> _Goal_
Quote the records in full and leave their pictures out.

>> BEGIN Data shown

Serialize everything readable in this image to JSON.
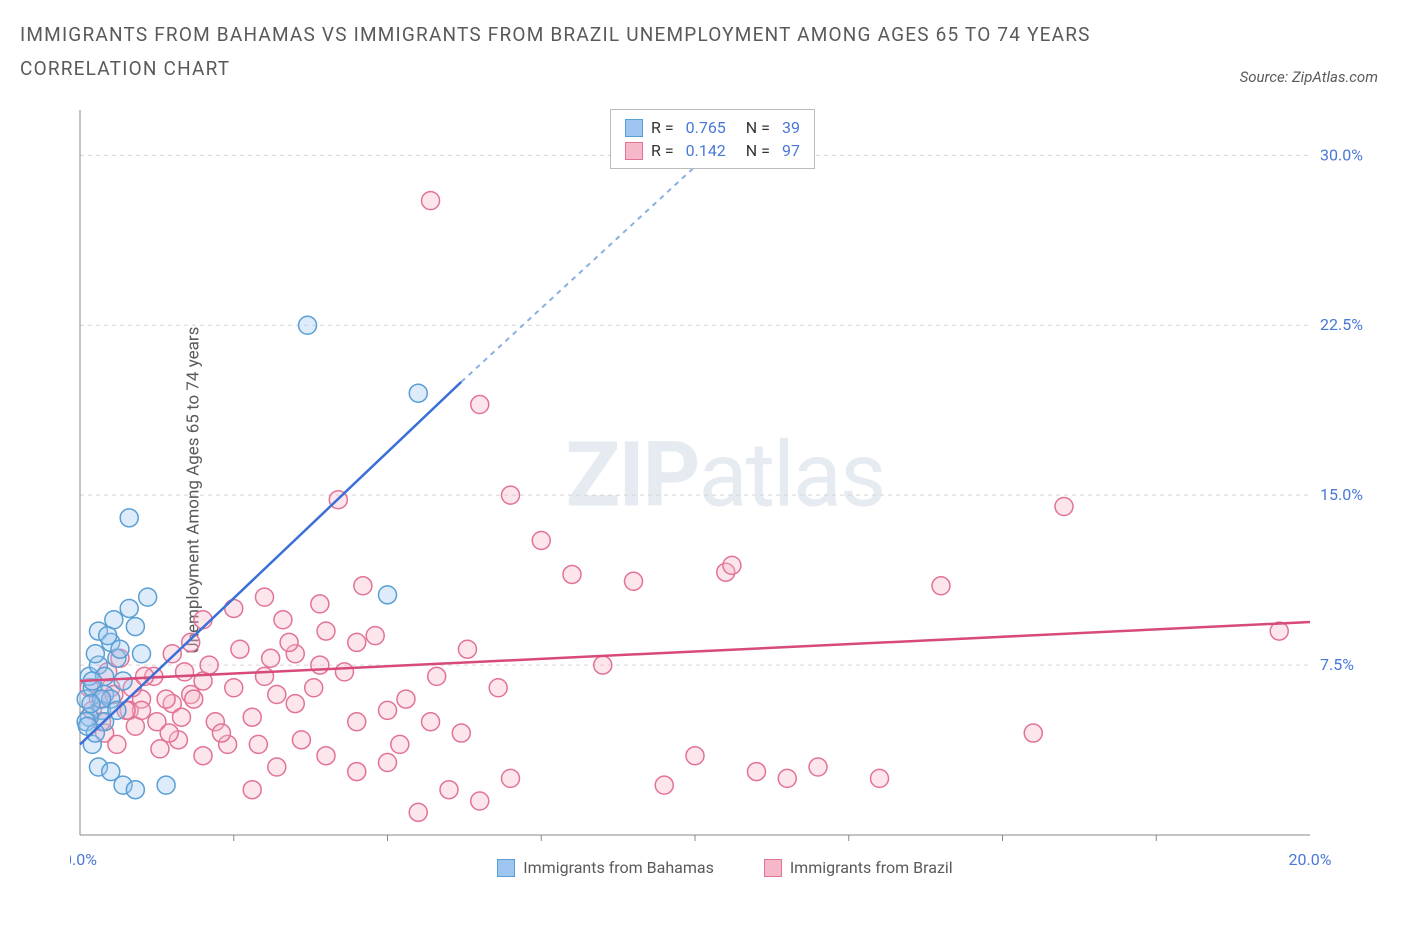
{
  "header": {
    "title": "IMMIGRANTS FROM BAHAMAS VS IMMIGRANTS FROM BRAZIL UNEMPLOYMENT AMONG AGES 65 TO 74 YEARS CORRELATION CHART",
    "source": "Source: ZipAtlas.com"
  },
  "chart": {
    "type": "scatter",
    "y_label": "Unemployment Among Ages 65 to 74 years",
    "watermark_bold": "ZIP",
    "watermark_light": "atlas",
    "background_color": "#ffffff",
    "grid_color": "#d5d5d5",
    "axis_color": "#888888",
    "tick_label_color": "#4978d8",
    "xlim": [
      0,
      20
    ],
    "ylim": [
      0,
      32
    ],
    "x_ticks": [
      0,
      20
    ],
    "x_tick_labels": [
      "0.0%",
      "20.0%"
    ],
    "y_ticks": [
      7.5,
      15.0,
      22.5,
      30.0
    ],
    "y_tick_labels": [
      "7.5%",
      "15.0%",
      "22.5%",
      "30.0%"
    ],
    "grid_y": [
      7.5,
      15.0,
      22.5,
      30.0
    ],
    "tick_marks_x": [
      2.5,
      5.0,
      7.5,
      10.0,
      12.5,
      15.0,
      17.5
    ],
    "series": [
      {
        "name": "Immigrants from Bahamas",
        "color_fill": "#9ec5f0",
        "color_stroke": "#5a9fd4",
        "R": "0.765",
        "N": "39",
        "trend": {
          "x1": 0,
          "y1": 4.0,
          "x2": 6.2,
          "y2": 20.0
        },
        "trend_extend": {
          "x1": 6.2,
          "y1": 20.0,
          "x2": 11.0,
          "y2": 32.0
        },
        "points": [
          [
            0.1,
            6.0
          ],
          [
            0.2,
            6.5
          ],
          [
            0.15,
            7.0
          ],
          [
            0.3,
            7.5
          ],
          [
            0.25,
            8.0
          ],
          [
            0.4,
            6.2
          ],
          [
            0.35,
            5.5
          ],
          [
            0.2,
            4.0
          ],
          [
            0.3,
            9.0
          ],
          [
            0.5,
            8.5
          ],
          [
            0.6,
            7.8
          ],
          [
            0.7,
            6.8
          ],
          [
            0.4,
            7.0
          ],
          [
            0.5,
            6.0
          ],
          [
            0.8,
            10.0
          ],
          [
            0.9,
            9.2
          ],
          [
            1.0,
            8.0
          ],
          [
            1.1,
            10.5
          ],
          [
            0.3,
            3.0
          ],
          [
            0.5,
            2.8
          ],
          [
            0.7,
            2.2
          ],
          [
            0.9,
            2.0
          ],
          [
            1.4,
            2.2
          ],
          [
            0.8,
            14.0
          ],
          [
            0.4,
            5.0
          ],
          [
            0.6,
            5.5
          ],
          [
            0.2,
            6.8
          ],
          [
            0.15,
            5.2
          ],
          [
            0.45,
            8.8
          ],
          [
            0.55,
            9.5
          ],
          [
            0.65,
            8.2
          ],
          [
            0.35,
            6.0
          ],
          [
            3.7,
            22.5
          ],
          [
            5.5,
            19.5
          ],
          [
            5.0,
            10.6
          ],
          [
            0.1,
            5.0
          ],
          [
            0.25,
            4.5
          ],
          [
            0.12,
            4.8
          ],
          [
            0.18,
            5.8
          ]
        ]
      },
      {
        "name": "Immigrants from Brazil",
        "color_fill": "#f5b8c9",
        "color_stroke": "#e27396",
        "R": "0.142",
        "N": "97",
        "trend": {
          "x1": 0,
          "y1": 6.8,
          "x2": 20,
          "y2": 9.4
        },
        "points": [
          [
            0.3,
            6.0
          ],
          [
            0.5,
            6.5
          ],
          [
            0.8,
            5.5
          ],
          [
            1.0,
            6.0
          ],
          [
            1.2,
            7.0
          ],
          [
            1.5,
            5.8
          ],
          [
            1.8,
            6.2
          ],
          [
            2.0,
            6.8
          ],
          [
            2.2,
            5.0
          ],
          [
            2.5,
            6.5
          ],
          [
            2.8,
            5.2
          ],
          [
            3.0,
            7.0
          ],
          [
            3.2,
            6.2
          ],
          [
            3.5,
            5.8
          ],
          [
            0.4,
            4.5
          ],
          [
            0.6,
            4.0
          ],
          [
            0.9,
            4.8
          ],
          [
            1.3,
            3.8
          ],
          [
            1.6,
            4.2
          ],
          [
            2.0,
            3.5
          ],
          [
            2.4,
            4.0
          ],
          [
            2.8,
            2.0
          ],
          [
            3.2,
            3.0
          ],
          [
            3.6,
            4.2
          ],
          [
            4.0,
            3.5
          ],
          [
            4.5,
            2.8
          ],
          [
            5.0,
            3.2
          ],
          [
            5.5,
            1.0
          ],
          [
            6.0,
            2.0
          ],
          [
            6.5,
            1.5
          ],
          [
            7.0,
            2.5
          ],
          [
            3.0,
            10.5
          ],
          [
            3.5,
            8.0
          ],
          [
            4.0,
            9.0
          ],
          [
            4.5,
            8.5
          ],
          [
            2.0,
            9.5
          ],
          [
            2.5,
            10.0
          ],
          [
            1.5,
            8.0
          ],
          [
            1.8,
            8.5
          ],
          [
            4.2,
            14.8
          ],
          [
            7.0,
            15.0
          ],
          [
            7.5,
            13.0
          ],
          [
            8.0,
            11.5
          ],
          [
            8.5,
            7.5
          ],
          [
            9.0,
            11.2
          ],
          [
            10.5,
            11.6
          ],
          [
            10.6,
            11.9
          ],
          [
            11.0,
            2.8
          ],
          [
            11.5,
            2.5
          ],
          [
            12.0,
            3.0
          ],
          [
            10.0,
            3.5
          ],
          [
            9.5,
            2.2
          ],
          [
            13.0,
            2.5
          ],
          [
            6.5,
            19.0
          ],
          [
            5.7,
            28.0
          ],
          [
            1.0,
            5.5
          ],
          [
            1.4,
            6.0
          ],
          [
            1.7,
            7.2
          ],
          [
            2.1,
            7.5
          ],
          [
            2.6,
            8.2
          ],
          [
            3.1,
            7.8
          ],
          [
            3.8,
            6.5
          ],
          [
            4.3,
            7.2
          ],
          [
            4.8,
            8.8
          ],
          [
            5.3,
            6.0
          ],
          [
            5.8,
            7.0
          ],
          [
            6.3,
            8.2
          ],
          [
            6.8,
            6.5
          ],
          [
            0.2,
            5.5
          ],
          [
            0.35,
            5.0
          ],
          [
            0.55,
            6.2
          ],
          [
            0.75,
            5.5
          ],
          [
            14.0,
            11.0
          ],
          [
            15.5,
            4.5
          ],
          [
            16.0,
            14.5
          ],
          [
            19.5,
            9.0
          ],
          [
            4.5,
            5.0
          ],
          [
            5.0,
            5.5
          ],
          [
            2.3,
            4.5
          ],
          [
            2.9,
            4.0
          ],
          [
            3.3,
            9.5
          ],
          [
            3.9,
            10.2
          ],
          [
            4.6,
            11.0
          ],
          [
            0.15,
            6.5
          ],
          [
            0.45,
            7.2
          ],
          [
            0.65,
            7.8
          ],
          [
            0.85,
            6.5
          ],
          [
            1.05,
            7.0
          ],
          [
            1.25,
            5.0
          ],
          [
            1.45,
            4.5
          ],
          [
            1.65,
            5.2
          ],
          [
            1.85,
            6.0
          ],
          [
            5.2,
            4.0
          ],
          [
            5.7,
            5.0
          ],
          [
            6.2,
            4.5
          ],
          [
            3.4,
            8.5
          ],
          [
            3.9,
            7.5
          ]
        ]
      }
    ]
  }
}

>> END Data shown

> _Solution to this exercise_
Serialize everything readable in this image to JSON.
{
  "header": {
    "title": "IMMIGRANTS FROM BAHAMAS VS IMMIGRANTS FROM BRAZIL UNEMPLOYMENT AMONG AGES 65 TO 74 YEARS CORRELATION CHART",
    "source": "Source: ZipAtlas.com"
  },
  "chart": {
    "type": "scatter",
    "y_label": "Unemployment Among Ages 65 to 74 years",
    "watermark_bold": "ZIP",
    "watermark_light": "atlas",
    "background_color": "#ffffff",
    "grid_color": "#d5d5d5",
    "axis_color": "#888888",
    "tick_label_color": "#4978d8",
    "xlim": [
      0,
      20
    ],
    "ylim": [
      0,
      32
    ],
    "x_ticks": [
      0,
      20
    ],
    "x_tick_labels": [
      "0.0%",
      "20.0%"
    ],
    "y_ticks": [
      7.5,
      15.0,
      22.5,
      30.0
    ],
    "y_tick_labels": [
      "7.5%",
      "15.0%",
      "22.5%",
      "30.0%"
    ],
    "grid_y": [
      7.5,
      15.0,
      22.5,
      30.0
    ],
    "tick_marks_x": [
      2.5,
      5.0,
      7.5,
      10.0,
      12.5,
      15.0,
      17.5
    ],
    "series": [
      {
        "name": "Immigrants from Bahamas",
        "color_fill": "#9ec5f0",
        "color_stroke": "#5a9fd4",
        "R": "0.765",
        "N": "39",
        "trend": {
          "x1": 0,
          "y1": 4.0,
          "x2": 6.2,
          "y2": 20.0
        },
        "trend_extend": {
          "x1": 6.2,
          "y1": 20.0,
          "x2": 11.0,
          "y2": 32.0
        },
        "points": [
          [
            0.1,
            6.0
          ],
          [
            0.2,
            6.5
          ],
          [
            0.15,
            7.0
          ],
          [
            0.3,
            7.5
          ],
          [
            0.25,
            8.0
          ],
          [
            0.4,
            6.2
          ],
          [
            0.35,
            5.5
          ],
          [
            0.2,
            4.0
          ],
          [
            0.3,
            9.0
          ],
          [
            0.5,
            8.5
          ],
          [
            0.6,
            7.8
          ],
          [
            0.7,
            6.8
          ],
          [
            0.4,
            7.0
          ],
          [
            0.5,
            6.0
          ],
          [
            0.8,
            10.0
          ],
          [
            0.9,
            9.2
          ],
          [
            1.0,
            8.0
          ],
          [
            1.1,
            10.5
          ],
          [
            0.3,
            3.0
          ],
          [
            0.5,
            2.8
          ],
          [
            0.7,
            2.2
          ],
          [
            0.9,
            2.0
          ],
          [
            1.4,
            2.2
          ],
          [
            0.8,
            14.0
          ],
          [
            0.4,
            5.0
          ],
          [
            0.6,
            5.5
          ],
          [
            0.2,
            6.8
          ],
          [
            0.15,
            5.2
          ],
          [
            0.45,
            8.8
          ],
          [
            0.55,
            9.5
          ],
          [
            0.65,
            8.2
          ],
          [
            0.35,
            6.0
          ],
          [
            3.7,
            22.5
          ],
          [
            5.5,
            19.5
          ],
          [
            5.0,
            10.6
          ],
          [
            0.1,
            5.0
          ],
          [
            0.25,
            4.5
          ],
          [
            0.12,
            4.8
          ],
          [
            0.18,
            5.8
          ]
        ]
      },
      {
        "name": "Immigrants from Brazil",
        "color_fill": "#f5b8c9",
        "color_stroke": "#e27396",
        "R": "0.142",
        "N": "97",
        "trend": {
          "x1": 0,
          "y1": 6.8,
          "x2": 20,
          "y2": 9.4
        },
        "points": [
          [
            0.3,
            6.0
          ],
          [
            0.5,
            6.5
          ],
          [
            0.8,
            5.5
          ],
          [
            1.0,
            6.0
          ],
          [
            1.2,
            7.0
          ],
          [
            1.5,
            5.8
          ],
          [
            1.8,
            6.2
          ],
          [
            2.0,
            6.8
          ],
          [
            2.2,
            5.0
          ],
          [
            2.5,
            6.5
          ],
          [
            2.8,
            5.2
          ],
          [
            3.0,
            7.0
          ],
          [
            3.2,
            6.2
          ],
          [
            3.5,
            5.8
          ],
          [
            0.4,
            4.5
          ],
          [
            0.6,
            4.0
          ],
          [
            0.9,
            4.8
          ],
          [
            1.3,
            3.8
          ],
          [
            1.6,
            4.2
          ],
          [
            2.0,
            3.5
          ],
          [
            2.4,
            4.0
          ],
          [
            2.8,
            2.0
          ],
          [
            3.2,
            3.0
          ],
          [
            3.6,
            4.2
          ],
          [
            4.0,
            3.5
          ],
          [
            4.5,
            2.8
          ],
          [
            5.0,
            3.2
          ],
          [
            5.5,
            1.0
          ],
          [
            6.0,
            2.0
          ],
          [
            6.5,
            1.5
          ],
          [
            7.0,
            2.5
          ],
          [
            3.0,
            10.5
          ],
          [
            3.5,
            8.0
          ],
          [
            4.0,
            9.0
          ],
          [
            4.5,
            8.5
          ],
          [
            2.0,
            9.5
          ],
          [
            2.5,
            10.0
          ],
          [
            1.5,
            8.0
          ],
          [
            1.8,
            8.5
          ],
          [
            4.2,
            14.8
          ],
          [
            7.0,
            15.0
          ],
          [
            7.5,
            13.0
          ],
          [
            8.0,
            11.5
          ],
          [
            8.5,
            7.5
          ],
          [
            9.0,
            11.2
          ],
          [
            10.5,
            11.6
          ],
          [
            10.6,
            11.9
          ],
          [
            11.0,
            2.8
          ],
          [
            11.5,
            2.5
          ],
          [
            12.0,
            3.0
          ],
          [
            10.0,
            3.5
          ],
          [
            9.5,
            2.2
          ],
          [
            13.0,
            2.5
          ],
          [
            6.5,
            19.0
          ],
          [
            5.7,
            28.0
          ],
          [
            1.0,
            5.5
          ],
          [
            1.4,
            6.0
          ],
          [
            1.7,
            7.2
          ],
          [
            2.1,
            7.5
          ],
          [
            2.6,
            8.2
          ],
          [
            3.1,
            7.8
          ],
          [
            3.8,
            6.5
          ],
          [
            4.3,
            7.2
          ],
          [
            4.8,
            8.8
          ],
          [
            5.3,
            6.0
          ],
          [
            5.8,
            7.0
          ],
          [
            6.3,
            8.2
          ],
          [
            6.8,
            6.5
          ],
          [
            0.2,
            5.5
          ],
          [
            0.35,
            5.0
          ],
          [
            0.55,
            6.2
          ],
          [
            0.75,
            5.5
          ],
          [
            14.0,
            11.0
          ],
          [
            15.5,
            4.5
          ],
          [
            16.0,
            14.5
          ],
          [
            19.5,
            9.0
          ],
          [
            4.5,
            5.0
          ],
          [
            5.0,
            5.5
          ],
          [
            2.3,
            4.5
          ],
          [
            2.9,
            4.0
          ],
          [
            3.3,
            9.5
          ],
          [
            3.9,
            10.2
          ],
          [
            4.6,
            11.0
          ],
          [
            0.15,
            6.5
          ],
          [
            0.45,
            7.2
          ],
          [
            0.65,
            7.8
          ],
          [
            0.85,
            6.5
          ],
          [
            1.05,
            7.0
          ],
          [
            1.25,
            5.0
          ],
          [
            1.45,
            4.5
          ],
          [
            1.65,
            5.2
          ],
          [
            1.85,
            6.0
          ],
          [
            5.2,
            4.0
          ],
          [
            5.7,
            5.0
          ],
          [
            6.2,
            4.5
          ],
          [
            3.4,
            8.5
          ],
          [
            3.9,
            7.5
          ]
        ]
      }
    ]
  }
}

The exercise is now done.